* [Source data]
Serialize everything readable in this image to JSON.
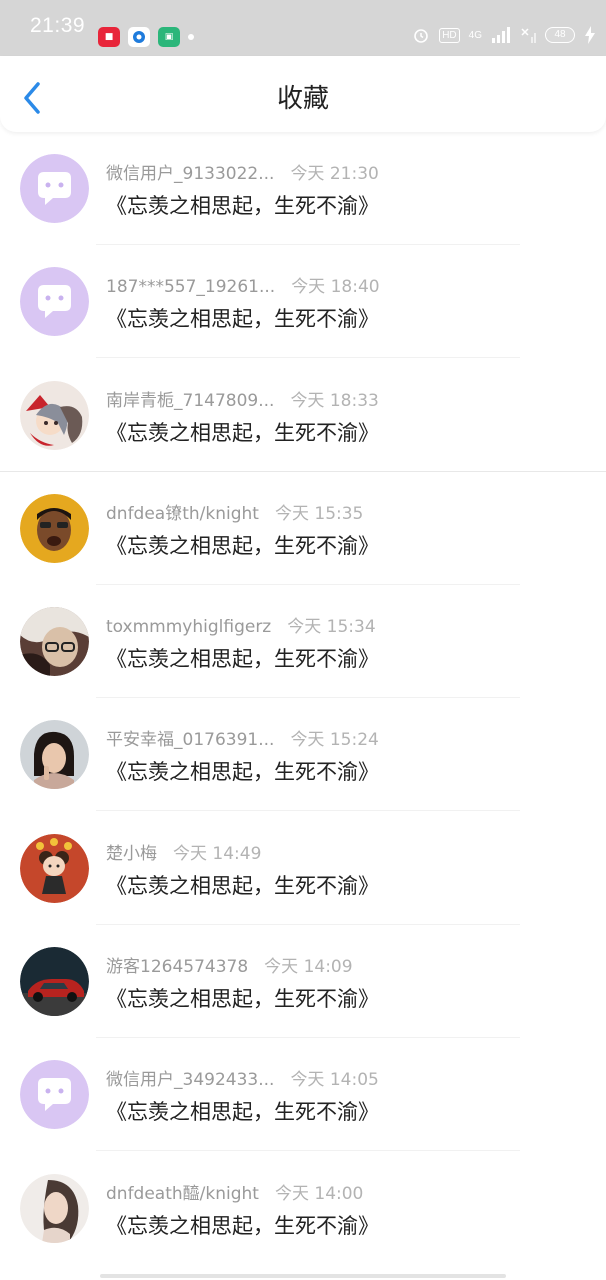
{
  "status_bar": {
    "time": "21:39",
    "apps": [
      {
        "name": "app-icon-red",
        "color": "#e8253a"
      },
      {
        "name": "app-icon-blue",
        "color": "#1e7bdc"
      },
      {
        "name": "app-icon-green",
        "color": "#2bb67a"
      }
    ],
    "hd": "HD",
    "network": "4G",
    "battery": "48"
  },
  "header": {
    "back_icon": "chevron-left-icon",
    "title": "收藏"
  },
  "items": [
    {
      "name": "微信用户_9133022...",
      "time": "今天 21:30",
      "text": "《忘羡之相思起，生死不渝》",
      "avatar": "default"
    },
    {
      "name": "187***557_19261...",
      "time": "今天 18:40",
      "text": "《忘羡之相思起，生死不渝》",
      "avatar": "default"
    },
    {
      "name": "南岸青栀_7147809...",
      "time": "今天 18:33",
      "text": "《忘羡之相思起，生死不渝》",
      "avatar": "anime"
    },
    {
      "name": "dnfdea镣th/knight",
      "time": "今天 15:35",
      "text": "《忘羡之相思起，生死不渝》",
      "avatar": "man-yellow"
    },
    {
      "name": "toxmmmyhiglfigerz",
      "time": "今天 15:34",
      "text": "《忘羡之相思起，生死不渝》",
      "avatar": "blonde"
    },
    {
      "name": "平安幸福_0176391...",
      "time": "今天 15:24",
      "text": "《忘羡之相思起，生死不渝》",
      "avatar": "woman"
    },
    {
      "name": "楚小梅",
      "time": "今天 14:49",
      "text": "《忘羡之相思起，生死不渝》",
      "avatar": "cartoon-girl"
    },
    {
      "name": "游客1264574378",
      "time": "今天 14:09",
      "text": "《忘羡之相思起，生死不渝》",
      "avatar": "car"
    },
    {
      "name": "微信用户_3492433...",
      "time": "今天 14:05",
      "text": "《忘羡之相思起，生死不渝》",
      "avatar": "default"
    },
    {
      "name": "dnfdeath醯/knight",
      "time": "今天 14:00",
      "text": "《忘羡之相思起，生死不渝》",
      "avatar": "portrait"
    }
  ],
  "colors": {
    "accent": "#2b8ae8",
    "default_avatar_bg": "#d9c6f3"
  }
}
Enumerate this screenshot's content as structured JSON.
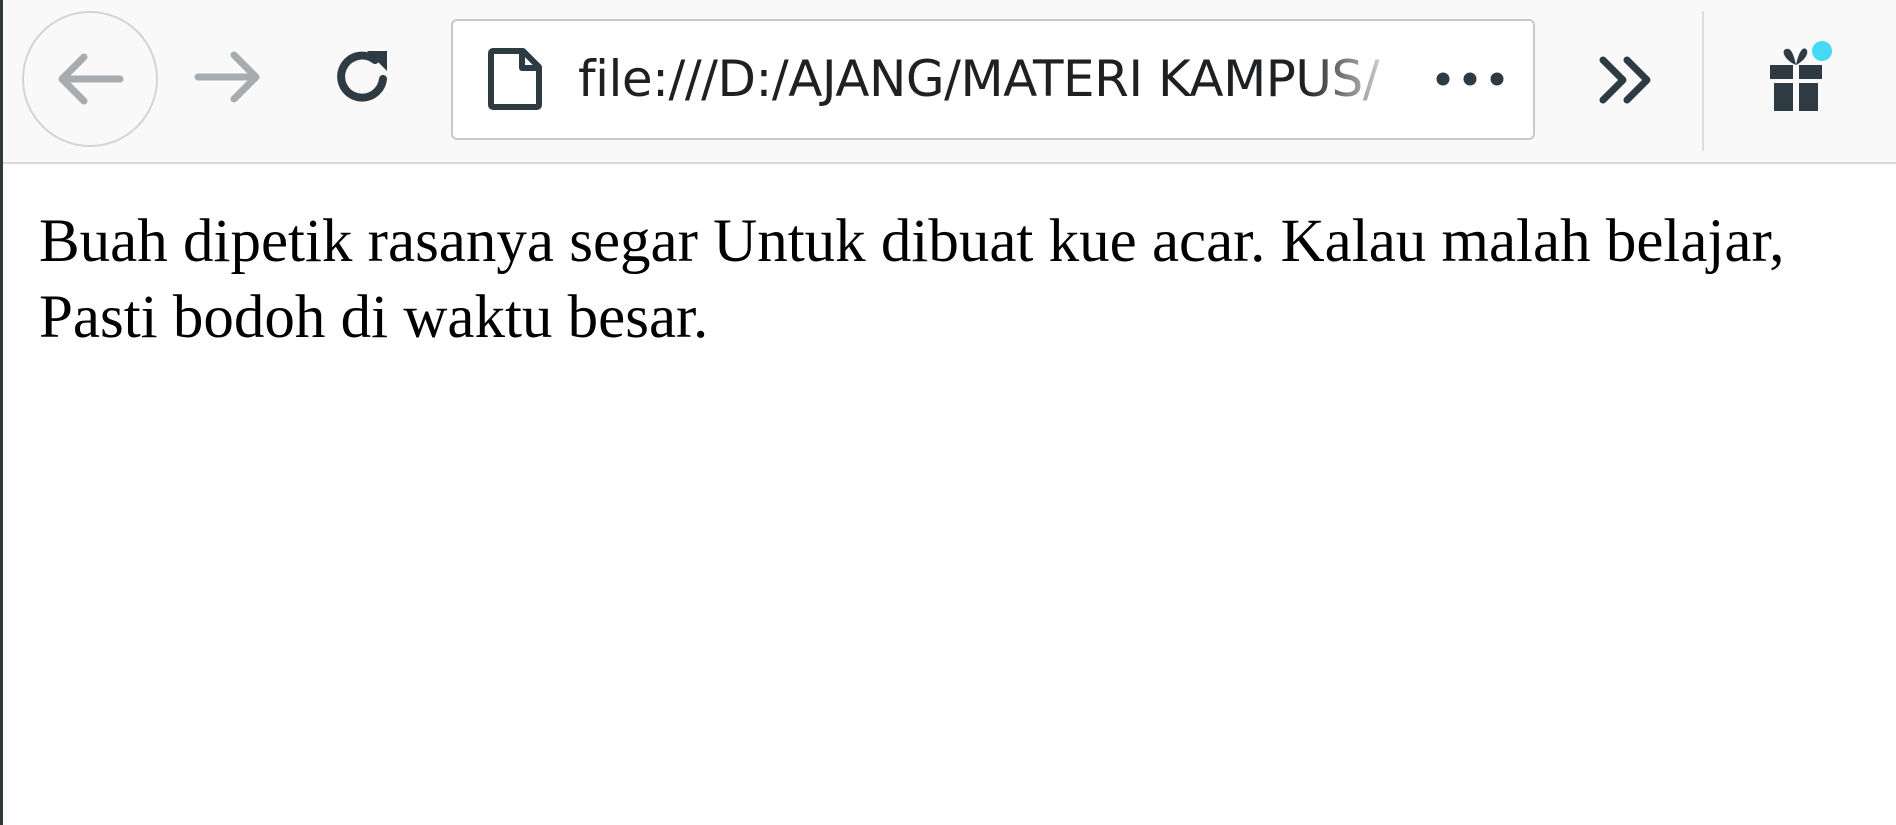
{
  "toolbar": {
    "url": "file:///D:/AJANG/MATERI KAMPUS/",
    "icons": {
      "back": "back-arrow-icon",
      "forward": "forward-arrow-icon",
      "reload": "reload-icon",
      "page": "page-icon",
      "page_actions": "more-dots-icon",
      "overflow": "chevron-double-right-icon",
      "whats_new": "gift-icon"
    },
    "colors": {
      "toolbar_bg": "#f9f9fa",
      "icon_active": "#2f3b43",
      "icon_disabled": "#a7acb0",
      "notification_dot": "#45d9f5"
    }
  },
  "page": {
    "text": "Buah dipetik rasanya segar Untuk dibuat kue acar. Kalau malah belajar, Pasti bodoh di waktu besar."
  }
}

* [Task objective]
Quote the data above in full, leaving out the pictures it holds.

* [Response to this exercise]
Serialize everything readable in this image to JSON.
{
  "status_bar": {
    "time": "21:39",
    "apps": [
      {
        "name": "app-icon-red",
        "color": "#e8253a"
      },
      {
        "name": "app-icon-blue",
        "color": "#1e7bdc"
      },
      {
        "name": "app-icon-green",
        "color": "#2bb67a"
      }
    ],
    "hd": "HD",
    "network": "4G",
    "battery": "48"
  },
  "header": {
    "back_icon": "chevron-left-icon",
    "title": "收藏"
  },
  "items": [
    {
      "name": "微信用户_9133022...",
      "time": "今天 21:30",
      "text": "《忘羡之相思起，生死不渝》",
      "avatar": "default"
    },
    {
      "name": "187***557_19261...",
      "time": "今天 18:40",
      "text": "《忘羡之相思起，生死不渝》",
      "avatar": "default"
    },
    {
      "name": "南岸青栀_7147809...",
      "time": "今天 18:33",
      "text": "《忘羡之相思起，生死不渝》",
      "avatar": "anime"
    },
    {
      "name": "dnfdea镣th/knight",
      "time": "今天 15:35",
      "text": "《忘羡之相思起，生死不渝》",
      "avatar": "man-yellow"
    },
    {
      "name": "toxmmmyhiglfigerz",
      "time": "今天 15:34",
      "text": "《忘羡之相思起，生死不渝》",
      "avatar": "blonde"
    },
    {
      "name": "平安幸福_0176391...",
      "time": "今天 15:24",
      "text": "《忘羡之相思起，生死不渝》",
      "avatar": "woman"
    },
    {
      "name": "楚小梅",
      "time": "今天 14:49",
      "text": "《忘羡之相思起，生死不渝》",
      "avatar": "cartoon-girl"
    },
    {
      "name": "游客1264574378",
      "time": "今天 14:09",
      "text": "《忘羡之相思起，生死不渝》",
      "avatar": "car"
    },
    {
      "name": "微信用户_3492433...",
      "time": "今天 14:05",
      "text": "《忘羡之相思起，生死不渝》",
      "avatar": "default"
    },
    {
      "name": "dnfdeath醯/knight",
      "time": "今天 14:00",
      "text": "《忘羡之相思起，生死不渝》",
      "avatar": "portrait"
    }
  ],
  "colors": {
    "accent": "#2b8ae8",
    "default_avatar_bg": "#d9c6f3"
  }
}
Enumerate this screenshot's content as structured JSON.
{
  "toolbar": {
    "url": "file:///D:/AJANG/MATERI KAMPUS/",
    "icons": {
      "back": "back-arrow-icon",
      "forward": "forward-arrow-icon",
      "reload": "reload-icon",
      "page": "page-icon",
      "page_actions": "more-dots-icon",
      "overflow": "chevron-double-right-icon",
      "whats_new": "gift-icon"
    },
    "colors": {
      "toolbar_bg": "#f9f9fa",
      "icon_active": "#2f3b43",
      "icon_disabled": "#a7acb0",
      "notification_dot": "#45d9f5"
    }
  },
  "page": {
    "text": "Buah dipetik rasanya segar Untuk dibuat kue acar. Kalau malah belajar, Pasti bodoh di waktu besar."
  }
}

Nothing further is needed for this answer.